## [Given records]
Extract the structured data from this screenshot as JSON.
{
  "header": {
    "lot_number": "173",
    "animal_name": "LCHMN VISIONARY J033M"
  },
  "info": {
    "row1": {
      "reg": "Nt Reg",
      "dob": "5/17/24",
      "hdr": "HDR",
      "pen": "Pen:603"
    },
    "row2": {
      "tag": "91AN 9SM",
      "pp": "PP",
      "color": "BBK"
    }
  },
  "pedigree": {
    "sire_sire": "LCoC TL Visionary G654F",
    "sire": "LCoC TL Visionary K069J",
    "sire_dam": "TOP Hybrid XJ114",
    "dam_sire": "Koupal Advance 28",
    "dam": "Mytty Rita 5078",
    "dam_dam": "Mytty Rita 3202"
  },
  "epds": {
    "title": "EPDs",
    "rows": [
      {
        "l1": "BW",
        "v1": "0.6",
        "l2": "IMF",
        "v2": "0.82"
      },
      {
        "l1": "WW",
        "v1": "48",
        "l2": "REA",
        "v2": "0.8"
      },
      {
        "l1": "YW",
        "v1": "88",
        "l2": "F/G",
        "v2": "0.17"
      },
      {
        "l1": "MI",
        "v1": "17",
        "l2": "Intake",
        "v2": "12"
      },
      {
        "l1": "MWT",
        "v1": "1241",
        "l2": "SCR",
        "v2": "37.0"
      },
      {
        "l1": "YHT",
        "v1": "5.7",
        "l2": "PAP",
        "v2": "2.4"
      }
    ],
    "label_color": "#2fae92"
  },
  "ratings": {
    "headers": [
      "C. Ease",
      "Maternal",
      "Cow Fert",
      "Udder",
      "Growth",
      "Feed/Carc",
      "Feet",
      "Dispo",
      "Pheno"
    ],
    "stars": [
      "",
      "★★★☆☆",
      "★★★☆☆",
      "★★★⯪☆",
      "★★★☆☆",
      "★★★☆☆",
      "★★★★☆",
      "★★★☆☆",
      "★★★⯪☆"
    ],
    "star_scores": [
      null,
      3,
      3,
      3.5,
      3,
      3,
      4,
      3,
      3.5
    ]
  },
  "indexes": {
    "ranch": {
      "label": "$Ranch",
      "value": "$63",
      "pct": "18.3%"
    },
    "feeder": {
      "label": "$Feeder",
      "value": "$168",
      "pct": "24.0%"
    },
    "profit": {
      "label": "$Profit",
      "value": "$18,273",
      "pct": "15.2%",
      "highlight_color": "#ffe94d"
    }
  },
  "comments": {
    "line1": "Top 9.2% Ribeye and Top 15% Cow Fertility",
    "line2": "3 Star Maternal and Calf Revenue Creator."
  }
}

## [Given instruction]
Type out the full listing again, exactly as given.

## [Answer below]
Extract the structured data from this screenshot as JSON.
{
  "header": {
    "lot_number": "173",
    "animal_name": "LCHMN VISIONARY J033M"
  },
  "info": {
    "row1": {
      "reg": "Nt Reg",
      "dob": "5/17/24",
      "hdr": "HDR",
      "pen": "Pen:603"
    },
    "row2": {
      "tag": "91AN 9SM",
      "pp": "PP",
      "color": "BBK"
    }
  },
  "pedigree": {
    "sire_sire": "LCoC TL Visionary G654F",
    "sire": "LCoC TL Visionary K069J",
    "sire_dam": "TOP Hybrid XJ114",
    "dam_sire": "Koupal Advance 28",
    "dam": "Mytty Rita 5078",
    "dam_dam": "Mytty Rita 3202"
  },
  "epds": {
    "title": "EPDs",
    "rows": [
      {
        "l1": "BW",
        "v1": "0.6",
        "l2": "IMF",
        "v2": "0.82"
      },
      {
        "l1": "WW",
        "v1": "48",
        "l2": "REA",
        "v2": "0.8"
      },
      {
        "l1": "YW",
        "v1": "88",
        "l2": "F/G",
        "v2": "0.17"
      },
      {
        "l1": "MI",
        "v1": "17",
        "l2": "Intake",
        "v2": "12"
      },
      {
        "l1": "MWT",
        "v1": "1241",
        "l2": "SCR",
        "v2": "37.0"
      },
      {
        "l1": "YHT",
        "v1": "5.7",
        "l2": "PAP",
        "v2": "2.4"
      }
    ],
    "label_color": "#2fae92"
  },
  "ratings": {
    "headers": [
      "C. Ease",
      "Maternal",
      "Cow Fert",
      "Udder",
      "Growth",
      "Feed/Carc",
      "Feet",
      "Dispo",
      "Pheno"
    ],
    "stars": [
      "",
      "★★★☆☆",
      "★★★☆☆",
      "★★★⯪☆",
      "★★★☆☆",
      "★★★☆☆",
      "★★★★☆",
      "★★★☆☆",
      "★★★⯪☆"
    ],
    "star_scores": [
      null,
      3,
      3,
      3.5,
      3,
      3,
      4,
      3,
      3.5
    ]
  },
  "indexes": {
    "ranch": {
      "label": "$Ranch",
      "value": "$63",
      "pct": "18.3%"
    },
    "feeder": {
      "label": "$Feeder",
      "value": "$168",
      "pct": "24.0%"
    },
    "profit": {
      "label": "$Profit",
      "value": "$18,273",
      "pct": "15.2%",
      "highlight_color": "#ffe94d"
    }
  },
  "comments": {
    "line1": "Top 9.2% Ribeye and Top 15% Cow Fertility",
    "line2": "3 Star Maternal and Calf Revenue Creator."
  }
}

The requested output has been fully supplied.